◆ Supplied records
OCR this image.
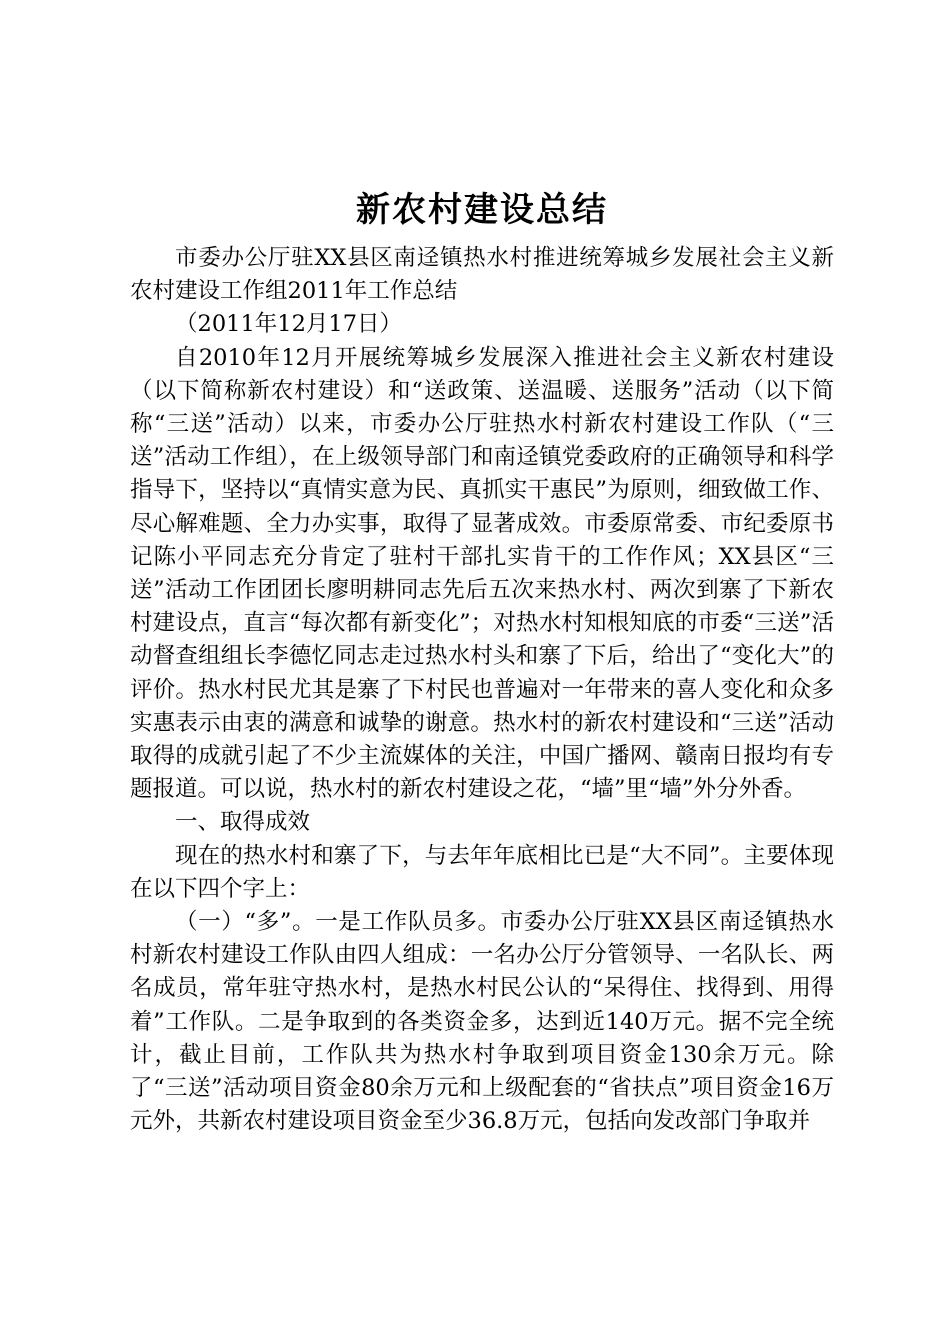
新农村建设总结

市委办公厅驻XX县区南迳镇热水村推进统筹城乡发展社会主义新农村建设工作组2011年工作总结

（2011年12月17日）

自2010年12月开展统筹城乡发展深入推进社会主义新农村建设（以下简称新农村建设）和“送政策、送温暖、送服务”活动（以下简称“三送”活动）以来，市委办公厅驻热水村新农村建设工作队（“三送”活动工作组），在上级领导部门和南迳镇党委政府的正确领导和科学指导下，坚持以“真情实意为民、真抓实干惠民”为原则，细致做工作、尽心解难题、全力办实事，取得了显著成效。市委原常委、市纪委原书记陈小平同志充分肯定了驻村干部扎实肯干的工作作风；XX县区“三送”活动工作团团长廖明耕同志先后五次来热水村、两次到寨了下新农村建设点，直言“每次都有新变化”；对热水村知根知底的市委“三送”活动督查组组长李德忆同志走过热水村头和寨了下后，给出了“变化大”的评价。热水村民尤其是寨了下村民也普遍对一年带来的喜人变化和众多实惠表示由衷的满意和诚挚的谢意。热水村的新农村建设和“三送”活动取得的成就引起了不少主流媒体的关注，中国广播网、赣南日报均有专题报道。可以说，热水村的新农村建设之花，“墙”里“墙”外分外香。

一、取得成效

现在的热水村和寨了下，与去年年底相比已是“大不同”。主要体现在以下四个字上：

（一）“多”。一是工作队员多。市委办公厅驻XX县区南迳镇热水村新农村建设工作队由四人组成：一名办公厅分管领导、一名队长、两名成员，常年驻守热水村，是热水村民公认的“呆得住、找得到、用得着”工作队。二是争取到的各类资金多，达到近140万元。据不完全统计，截止目前，工作队共为热水村争取到项目资金130余万元。除了“三送”活动项目资金80余万元和上级配套的“省扶点”项目资金16万元外，共新农村建设项目资金至少36.8万元，包括向发改部门争取并
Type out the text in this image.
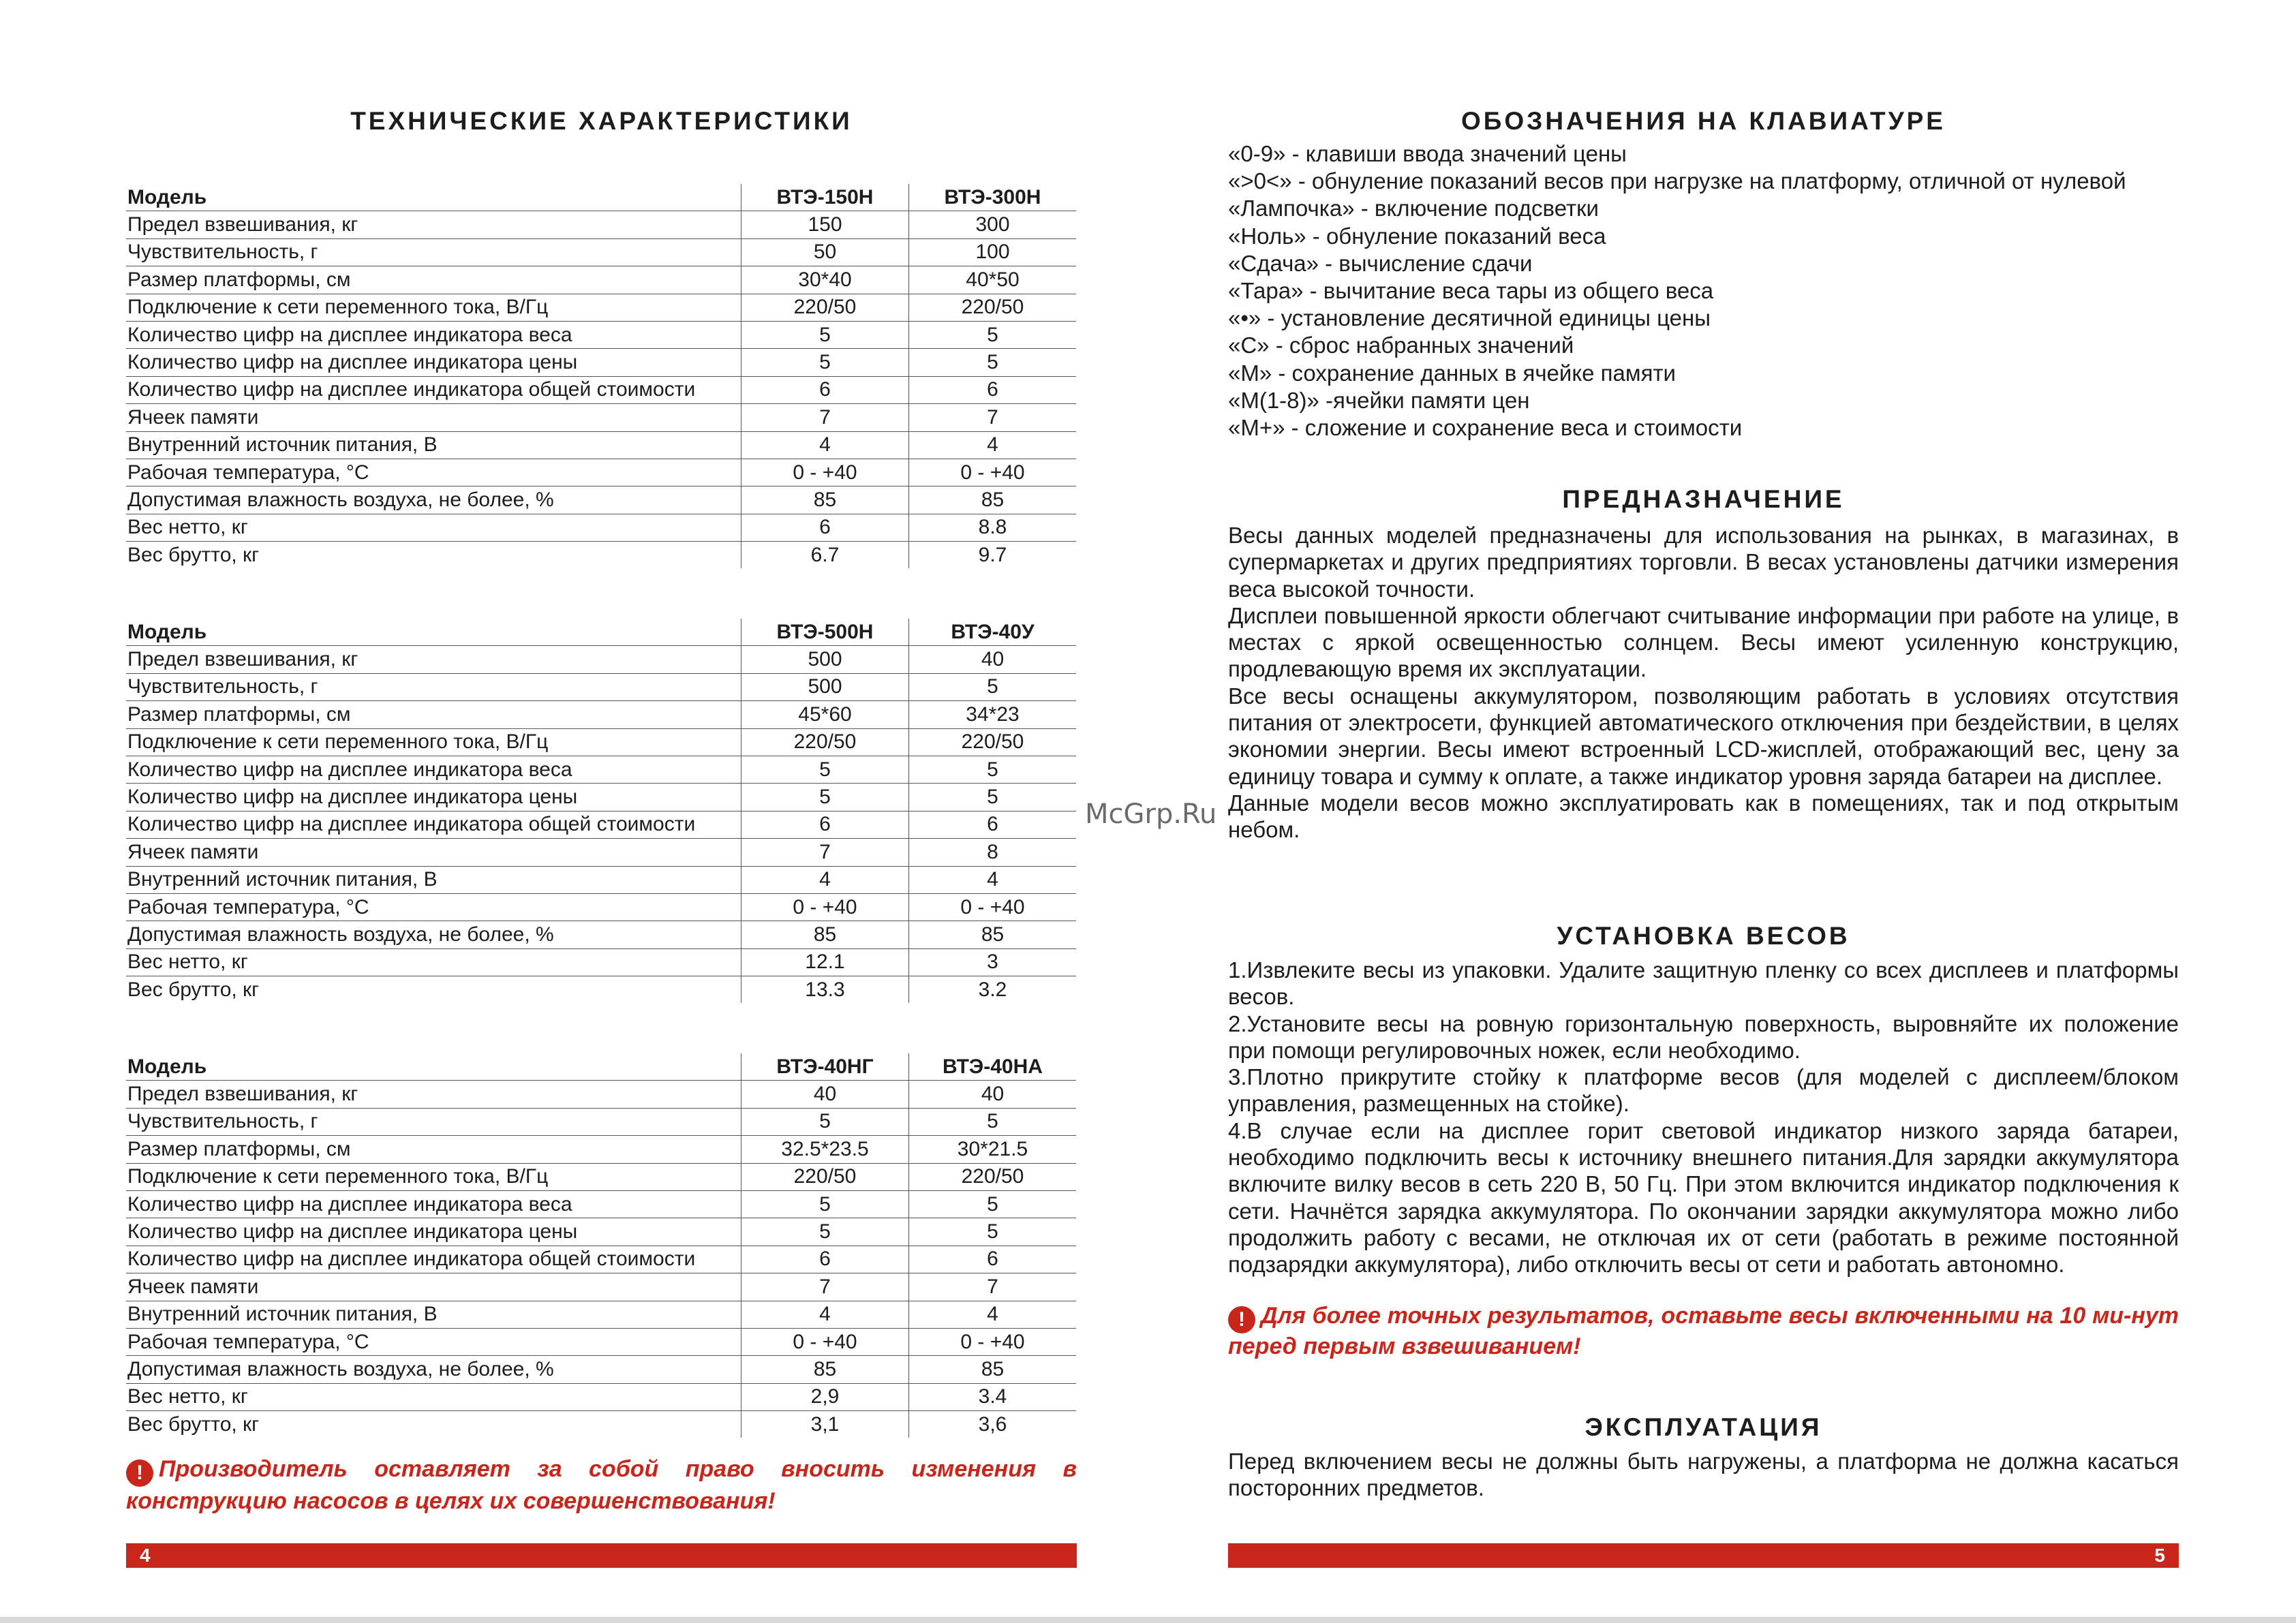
ТЕХНИЧЕСКИЕ ХАРАКТЕРИСТИКИ
Модель	ВТЭ-150Н	ВТЭ-300Н
Предел взвешивания, кг	150	300
Чувствительность, г	50	100
Размер платформы, см	30*40	40*50
Подключение к сети переменного тока, В/Гц	220/50	220/50
Количество цифр на дисплее индикатора веса	5	5
Количество цифр на дисплее индикатора цены	5	5
Количество цифр на дисплее индикатора общей стоимости	6	6
Ячеек памяти	7	7
Внутренний источник питания, В	4	4
Рабочая температура, °С	0 - +40	0 - +40
Допустимая влажность воздуха, не более, %	85	85
Вес нетто, кг	6	8.8
Вес брутто, кг	6.7	9.7
Модель	ВТЭ-500Н	ВТЭ-40У
Предел взвешивания, кг	500	40
Чувствительность, г	500	5
Размер платформы, см	45*60	34*23
Подключение к сети переменного тока, В/Гц	220/50	220/50
Количество цифр на дисплее индикатора веса	5	5
Количество цифр на дисплее индикатора цены	5	5
Количество цифр на дисплее индикатора общей стоимости	6	6
Ячеек памяти	7	8
Внутренний источник питания, В	4	4
Рабочая температура, °С	0 - +40	0 - +40
Допустимая влажность воздуха, не более, %	85	85
Вес нетто, кг	12.1	3
Вес брутто, кг	13.3	3.2
Модель	ВТЭ-40НГ	ВТЭ-40НА
Предел взвешивания, кг	40	40
Чувствительность, г	5	5
Размер платформы, см	32.5*23.5	30*21.5
Подключение к сети переменного тока, В/Гц	220/50	220/50
Количество цифр на дисплее индикатора веса	5	5
Количество цифр на дисплее индикатора цены	5	5
Количество цифр на дисплее индикатора общей стоимости	6	6
Ячеек памяти	7	7
Внутренний источник питания, В	4	4
Рабочая температура, °С	0 - +40	0 - +40
Допустимая влажность воздуха, не более, %	85	85
Вес нетто, кг	2,9	3.4
Вес брутто, кг	3,1	3,6

! Производитель оставляет за собой право вносить изменения в конструкцию насосов в целях их совершенствования!

4
McGrp.Ru
ОБОЗНАЧЕНИЯ НА КЛАВИАТУРЕ
«0-9» - клавиши ввода значений цены
«>0<» - обнуление показаний весов при нагрузке на платформу, отличной от нулевой
«Лампочка» - включение подсветки
«Ноль» - обнуление показаний веса
«Сдача» - вычисление сдачи
«Тара» - вычитание веса тары из общего веса
«•» - установление десятичной единицы цены
«С» - сброс набранных значений
«М» - сохранение данных в ячейке памяти
«М(1-8)» -ячейки памяти цен
«М+» - сложение и сохранение веса и стоимости
ПРЕДНАЗНАЧЕНИЕ

Весы данных моделей предназначены для использования на рынках, в магазинах, в супермаркетах и других предприятиях торговли. В весах установлены датчики измерения веса высокой точности.

Дисплеи повышенной яркости облегчают считывание информации при работе на улице, в местах с яркой освещенностью солнцем. Весы имеют усиленную конструкцию, продлевающую время их эксплуатации.

Все весы оснащены аккумулятором, позволяющим работать в условиях отсутствия питания от электросети, функцией автоматического отключения при бездействии, в целях экономии энергии. Весы имеют встроенный LCD-жисплей, отображающий вес, цену за единицу товара и сумму к оплате, а также индикатор уровня заряда батареи на дисплее.

Данные модели весов можно эксплуатировать как в помещениях, так и под открытым небом.

УСТАНОВКА ВЕСОВ

1.Извлеките весы из упаковки. Удалите защитную пленку со всех дисплеев и платформы весов.

2.Установите весы на ровную горизонтальную поверхность, выровняйте их положение при помощи регулировочных ножек, если необходимо.

3.Плотно прикрутите стойку к платформе весов (для моделей с дисплеем/блоком управления, размещенных на стойке).

4.В случае если на дисплее горит световой индикатор низкого заряда батареи, необходимо подключить весы к источнику внешнего питания.Для зарядки аккумулятора включите вилку весов в сеть 220 В, 50 Гц. При этом включится индикатор подключения к сети. Начнётся зарядка аккумулятора. По окончании зарядки аккумулятора можно либо продолжить работу с весами, не отключая их от сети (работать в режиме постоянной подзарядки аккумулятора), либо отключить весы от сети и работать автономно.

! Для более точных результатов, оставьте весы включенными на 10 ми-нут перед первым взвешиванием!

ЭКСПЛУАТАЦИЯ

Перед включением весы не должны быть нагружены, а платформа не должна касаться посторонних предметов.

5
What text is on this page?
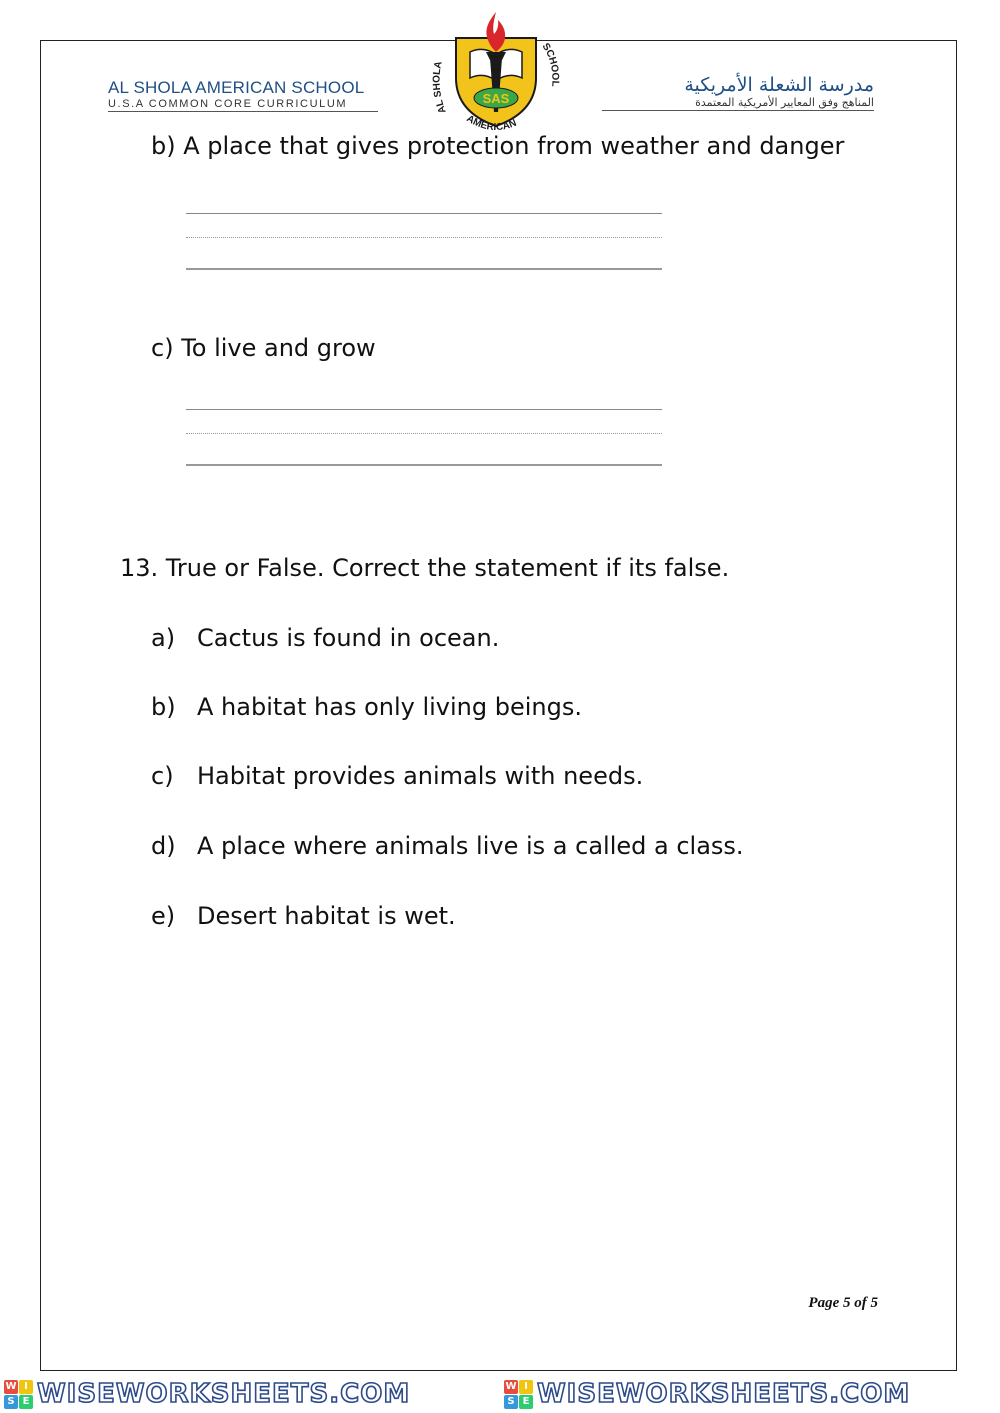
AL SHOLA AMERICAN SCHOOL
U.S.A COMMON CORE CURRICULUM	SAS
AL SHOLA
AMERICAN
SCHOOL	مدرسة الشعلة الأمريكية
المناهج وفق المعايير الأمريكية المعتمدة
b) A place that gives protection from weather and danger
c) To live and grow
13. True or False. Correct the statement if its false.
a) Cactus is found in ocean.
b) A habitat has only living beings.
c) Habitat provides animals with needs.
d) A place where animals live is a called a class.
e) Desert habitat is wet.
Page 5 of 5
W I
S E WISEWORKSHEETS.COM	W I
S E WISEWORKSHEETS.COM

◆ Aim
Copy all lines of the material above where the string "SCHOOL" occurs.

◆ Reply to the task
AL SHOLA AMERICAN SCHOOL
SCHOOL	مدرسة الشعلة الأمريكية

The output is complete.